GIVEN RECORDS:
▬▬▬▬▬▬

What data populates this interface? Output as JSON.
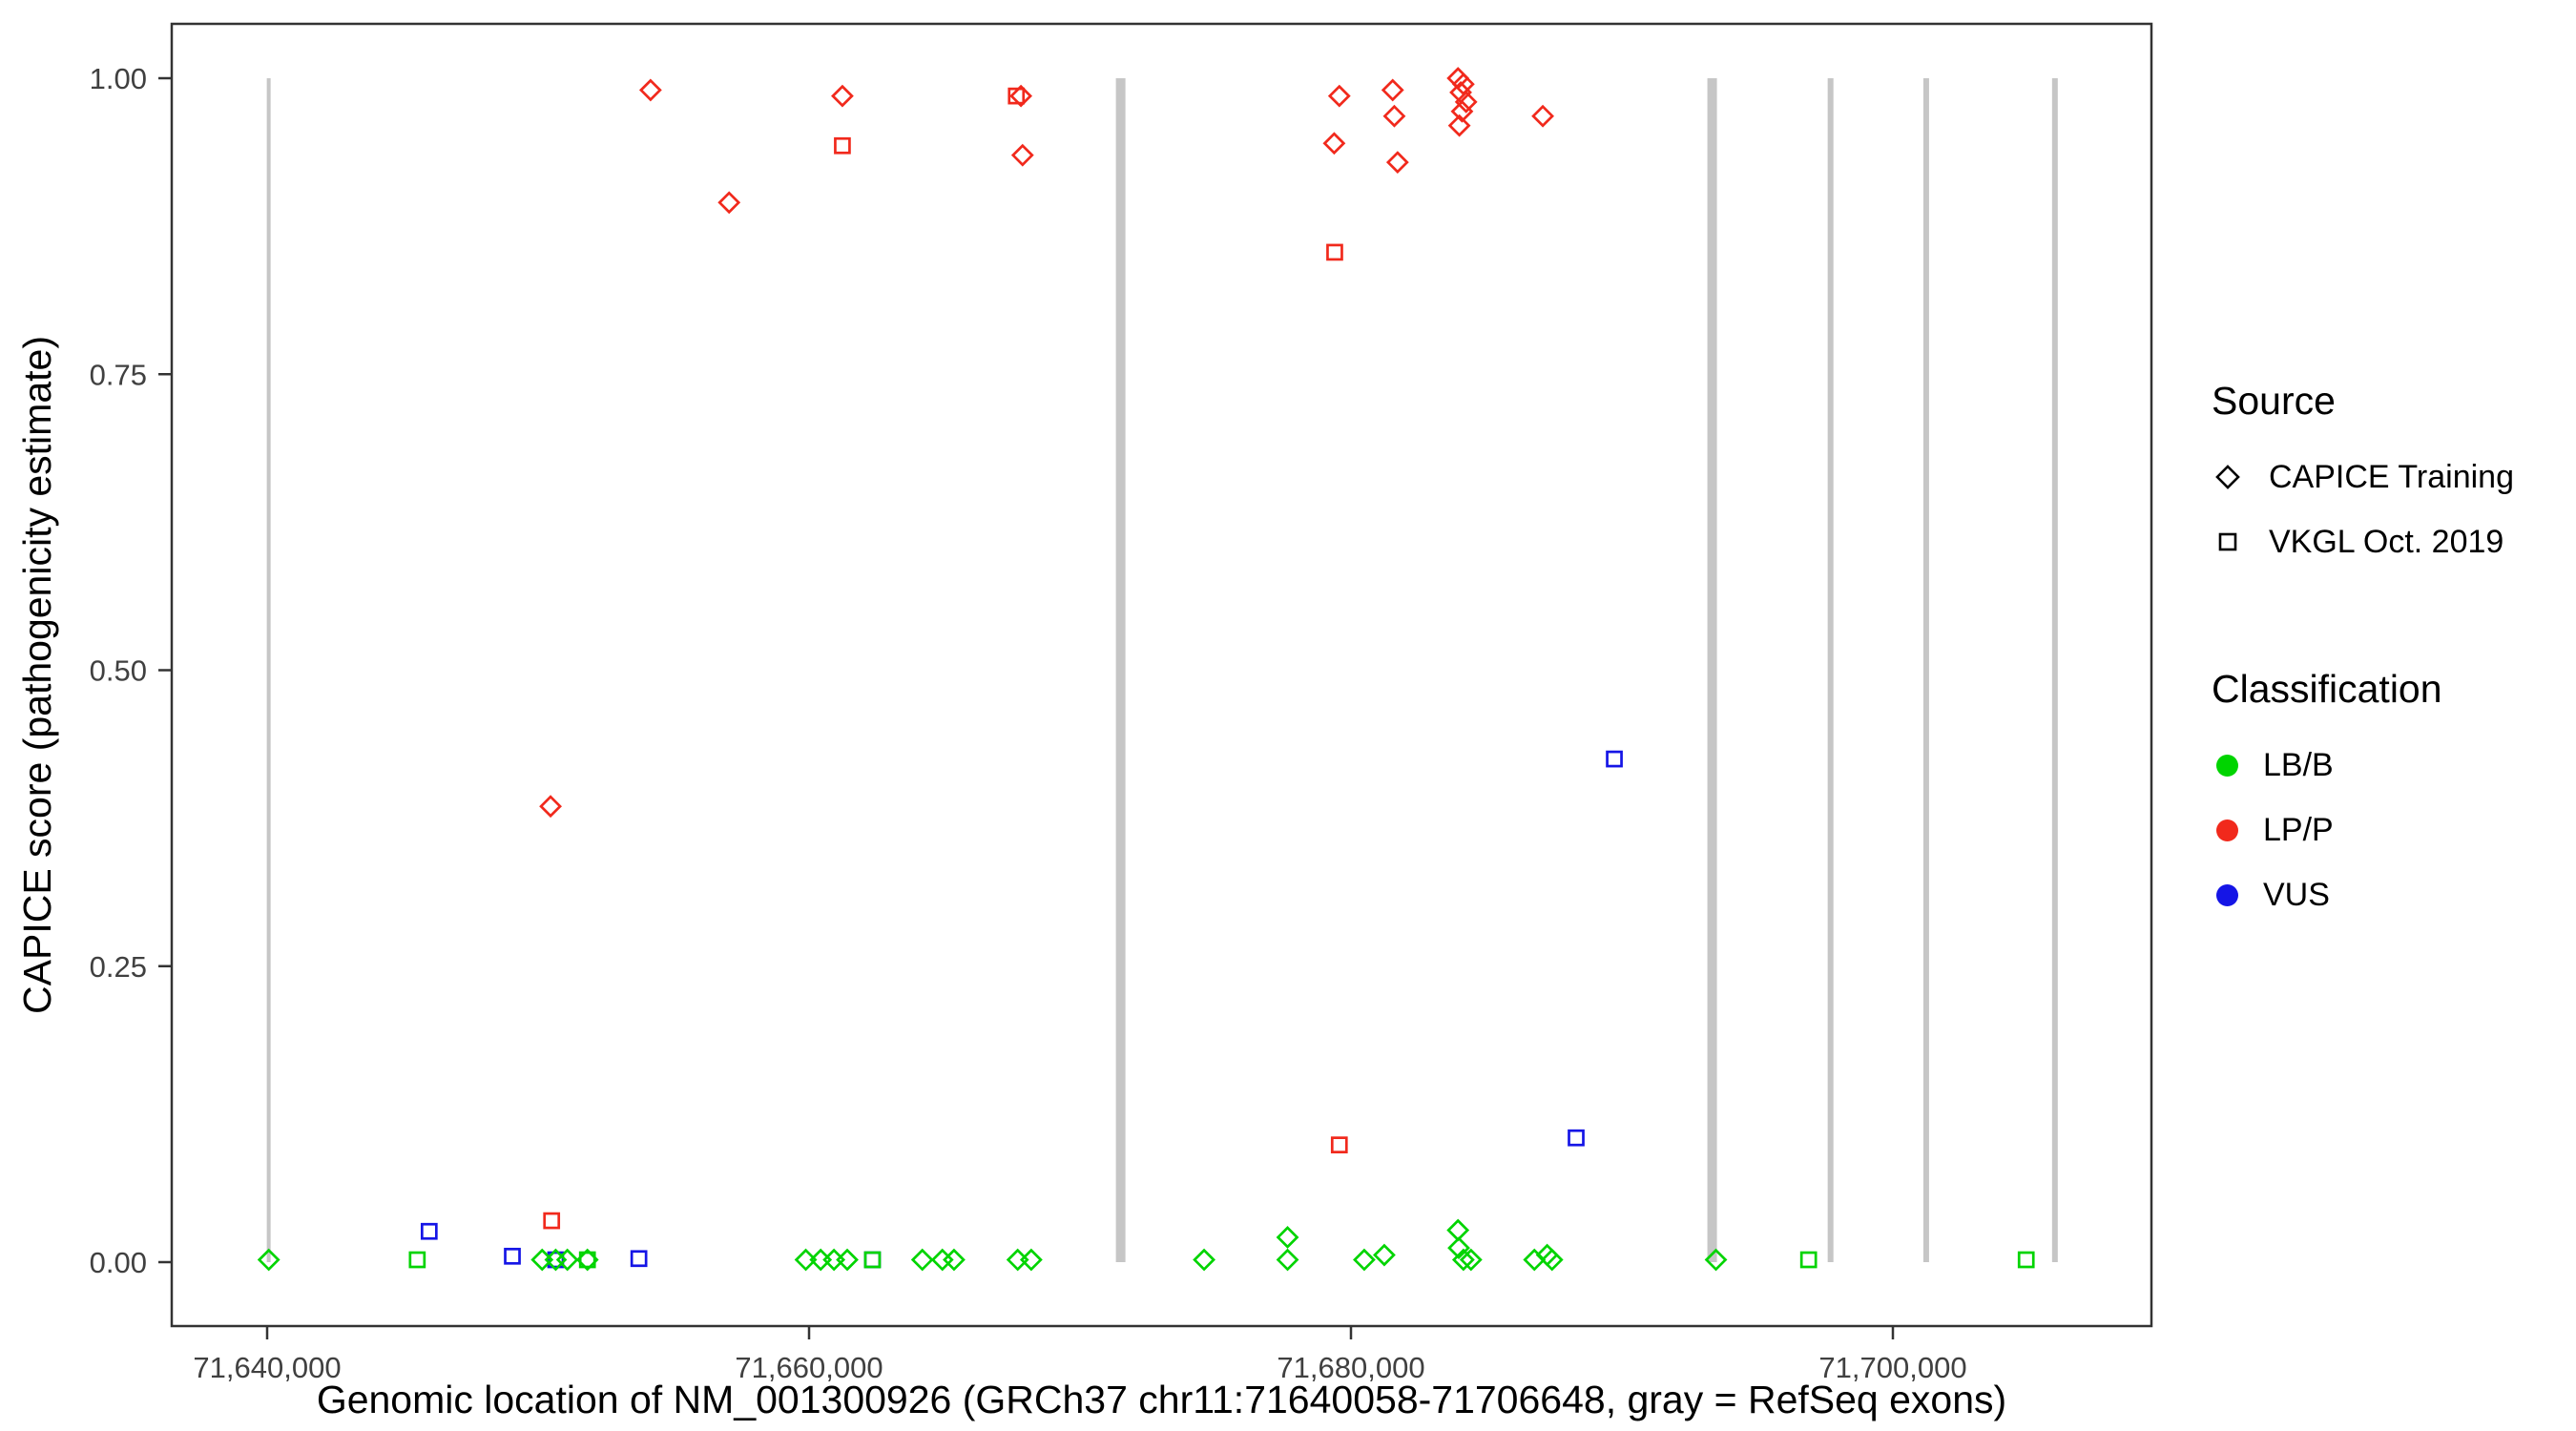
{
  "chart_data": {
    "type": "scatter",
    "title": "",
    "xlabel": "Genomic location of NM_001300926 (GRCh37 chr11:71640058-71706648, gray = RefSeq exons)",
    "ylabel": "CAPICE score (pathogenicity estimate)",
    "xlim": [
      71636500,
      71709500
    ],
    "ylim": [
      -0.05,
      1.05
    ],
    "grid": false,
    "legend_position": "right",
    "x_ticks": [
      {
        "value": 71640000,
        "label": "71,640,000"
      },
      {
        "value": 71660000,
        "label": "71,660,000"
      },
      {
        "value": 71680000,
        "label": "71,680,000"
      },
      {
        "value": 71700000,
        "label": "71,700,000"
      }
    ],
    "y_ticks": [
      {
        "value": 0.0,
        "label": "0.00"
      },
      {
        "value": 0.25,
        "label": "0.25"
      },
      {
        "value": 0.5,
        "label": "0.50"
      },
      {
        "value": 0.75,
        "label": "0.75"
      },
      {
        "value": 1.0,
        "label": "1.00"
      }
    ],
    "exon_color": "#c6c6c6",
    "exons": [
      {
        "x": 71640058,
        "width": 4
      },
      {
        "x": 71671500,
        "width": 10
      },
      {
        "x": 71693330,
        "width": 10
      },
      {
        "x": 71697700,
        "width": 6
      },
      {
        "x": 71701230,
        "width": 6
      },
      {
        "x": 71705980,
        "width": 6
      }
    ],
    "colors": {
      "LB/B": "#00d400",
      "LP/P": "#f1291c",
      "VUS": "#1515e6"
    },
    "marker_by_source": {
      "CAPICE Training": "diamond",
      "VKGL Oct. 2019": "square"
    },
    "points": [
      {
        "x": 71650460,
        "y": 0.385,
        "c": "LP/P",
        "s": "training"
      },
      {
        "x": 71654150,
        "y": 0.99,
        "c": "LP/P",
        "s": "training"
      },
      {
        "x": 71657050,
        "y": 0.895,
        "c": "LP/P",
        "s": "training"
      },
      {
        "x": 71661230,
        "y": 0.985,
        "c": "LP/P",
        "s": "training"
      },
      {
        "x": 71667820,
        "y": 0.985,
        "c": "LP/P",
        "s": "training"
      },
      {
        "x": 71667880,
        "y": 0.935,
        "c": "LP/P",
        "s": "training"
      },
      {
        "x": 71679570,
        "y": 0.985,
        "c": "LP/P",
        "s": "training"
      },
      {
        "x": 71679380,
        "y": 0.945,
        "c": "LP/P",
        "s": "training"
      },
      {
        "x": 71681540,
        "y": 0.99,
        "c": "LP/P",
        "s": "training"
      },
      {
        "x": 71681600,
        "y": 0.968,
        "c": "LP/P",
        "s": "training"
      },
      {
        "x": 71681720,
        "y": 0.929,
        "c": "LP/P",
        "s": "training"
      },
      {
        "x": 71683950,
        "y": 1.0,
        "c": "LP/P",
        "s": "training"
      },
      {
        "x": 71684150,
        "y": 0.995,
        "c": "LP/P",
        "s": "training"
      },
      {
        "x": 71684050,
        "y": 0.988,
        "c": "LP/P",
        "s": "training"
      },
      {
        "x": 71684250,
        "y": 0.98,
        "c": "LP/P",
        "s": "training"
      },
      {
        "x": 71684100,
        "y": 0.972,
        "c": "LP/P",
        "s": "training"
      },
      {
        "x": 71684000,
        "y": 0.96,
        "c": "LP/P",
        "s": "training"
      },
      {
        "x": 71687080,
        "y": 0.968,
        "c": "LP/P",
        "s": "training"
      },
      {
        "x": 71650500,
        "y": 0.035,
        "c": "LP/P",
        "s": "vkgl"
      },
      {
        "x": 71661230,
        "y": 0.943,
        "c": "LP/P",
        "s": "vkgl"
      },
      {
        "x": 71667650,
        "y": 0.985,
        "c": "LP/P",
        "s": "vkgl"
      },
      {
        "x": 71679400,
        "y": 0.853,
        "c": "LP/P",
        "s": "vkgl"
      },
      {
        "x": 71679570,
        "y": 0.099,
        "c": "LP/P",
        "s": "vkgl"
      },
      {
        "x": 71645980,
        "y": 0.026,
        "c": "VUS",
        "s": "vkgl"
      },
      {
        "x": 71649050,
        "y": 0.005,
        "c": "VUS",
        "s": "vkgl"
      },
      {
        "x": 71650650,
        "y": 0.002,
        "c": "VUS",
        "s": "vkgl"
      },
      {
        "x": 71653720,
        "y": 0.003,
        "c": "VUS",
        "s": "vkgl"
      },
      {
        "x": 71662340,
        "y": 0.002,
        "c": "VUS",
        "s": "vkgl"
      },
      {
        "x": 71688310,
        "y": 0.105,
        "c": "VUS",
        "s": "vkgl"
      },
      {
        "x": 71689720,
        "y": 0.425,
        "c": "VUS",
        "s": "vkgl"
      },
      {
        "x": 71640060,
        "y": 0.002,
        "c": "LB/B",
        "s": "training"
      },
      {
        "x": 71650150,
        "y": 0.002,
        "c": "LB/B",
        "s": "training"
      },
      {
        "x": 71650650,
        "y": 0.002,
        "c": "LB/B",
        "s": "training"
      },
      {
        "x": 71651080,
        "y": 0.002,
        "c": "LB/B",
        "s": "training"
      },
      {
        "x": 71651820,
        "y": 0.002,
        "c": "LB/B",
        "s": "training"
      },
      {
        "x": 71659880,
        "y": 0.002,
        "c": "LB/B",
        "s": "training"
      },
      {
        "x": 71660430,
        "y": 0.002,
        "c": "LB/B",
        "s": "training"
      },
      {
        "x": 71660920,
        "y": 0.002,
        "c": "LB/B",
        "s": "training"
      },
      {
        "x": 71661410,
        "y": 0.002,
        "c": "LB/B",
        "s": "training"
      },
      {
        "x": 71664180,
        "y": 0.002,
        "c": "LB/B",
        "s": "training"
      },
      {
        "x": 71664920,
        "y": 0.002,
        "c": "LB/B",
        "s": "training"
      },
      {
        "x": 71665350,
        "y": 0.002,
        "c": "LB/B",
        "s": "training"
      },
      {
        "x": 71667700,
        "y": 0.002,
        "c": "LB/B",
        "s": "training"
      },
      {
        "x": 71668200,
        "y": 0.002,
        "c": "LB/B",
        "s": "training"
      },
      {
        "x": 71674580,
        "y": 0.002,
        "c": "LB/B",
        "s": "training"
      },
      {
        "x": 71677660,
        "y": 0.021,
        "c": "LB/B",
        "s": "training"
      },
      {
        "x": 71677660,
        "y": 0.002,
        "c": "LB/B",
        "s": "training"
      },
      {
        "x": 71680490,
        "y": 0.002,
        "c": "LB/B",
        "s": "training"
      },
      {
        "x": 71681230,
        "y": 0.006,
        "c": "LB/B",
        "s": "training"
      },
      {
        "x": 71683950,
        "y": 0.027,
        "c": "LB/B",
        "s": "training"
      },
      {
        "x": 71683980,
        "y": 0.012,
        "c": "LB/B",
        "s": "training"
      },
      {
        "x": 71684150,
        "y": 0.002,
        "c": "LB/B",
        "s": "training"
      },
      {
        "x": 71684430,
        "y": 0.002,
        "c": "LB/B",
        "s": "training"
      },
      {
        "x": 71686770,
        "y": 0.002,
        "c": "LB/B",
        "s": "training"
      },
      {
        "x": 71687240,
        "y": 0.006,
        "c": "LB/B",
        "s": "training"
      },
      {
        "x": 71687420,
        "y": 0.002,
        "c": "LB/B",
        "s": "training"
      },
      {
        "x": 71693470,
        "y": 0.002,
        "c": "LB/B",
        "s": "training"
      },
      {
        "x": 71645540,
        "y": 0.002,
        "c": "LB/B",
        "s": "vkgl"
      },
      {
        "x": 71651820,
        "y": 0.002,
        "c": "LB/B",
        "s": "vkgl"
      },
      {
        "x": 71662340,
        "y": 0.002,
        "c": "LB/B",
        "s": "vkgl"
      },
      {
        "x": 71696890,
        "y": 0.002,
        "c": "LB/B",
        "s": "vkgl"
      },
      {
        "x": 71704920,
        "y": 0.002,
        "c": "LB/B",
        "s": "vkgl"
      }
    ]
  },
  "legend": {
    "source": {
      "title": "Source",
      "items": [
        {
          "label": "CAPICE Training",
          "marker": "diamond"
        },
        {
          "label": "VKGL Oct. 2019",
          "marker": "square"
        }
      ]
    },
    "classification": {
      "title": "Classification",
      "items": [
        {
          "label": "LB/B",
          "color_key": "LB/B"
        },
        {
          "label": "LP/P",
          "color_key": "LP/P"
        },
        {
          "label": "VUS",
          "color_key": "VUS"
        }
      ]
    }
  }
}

▬▬▬▬▬▬

PROBLEM DESCRIPTION: Could you work out how many lines of the data above contain the word "diamond"? Give only the number.

ANSWER TO THE PROBLEM: 2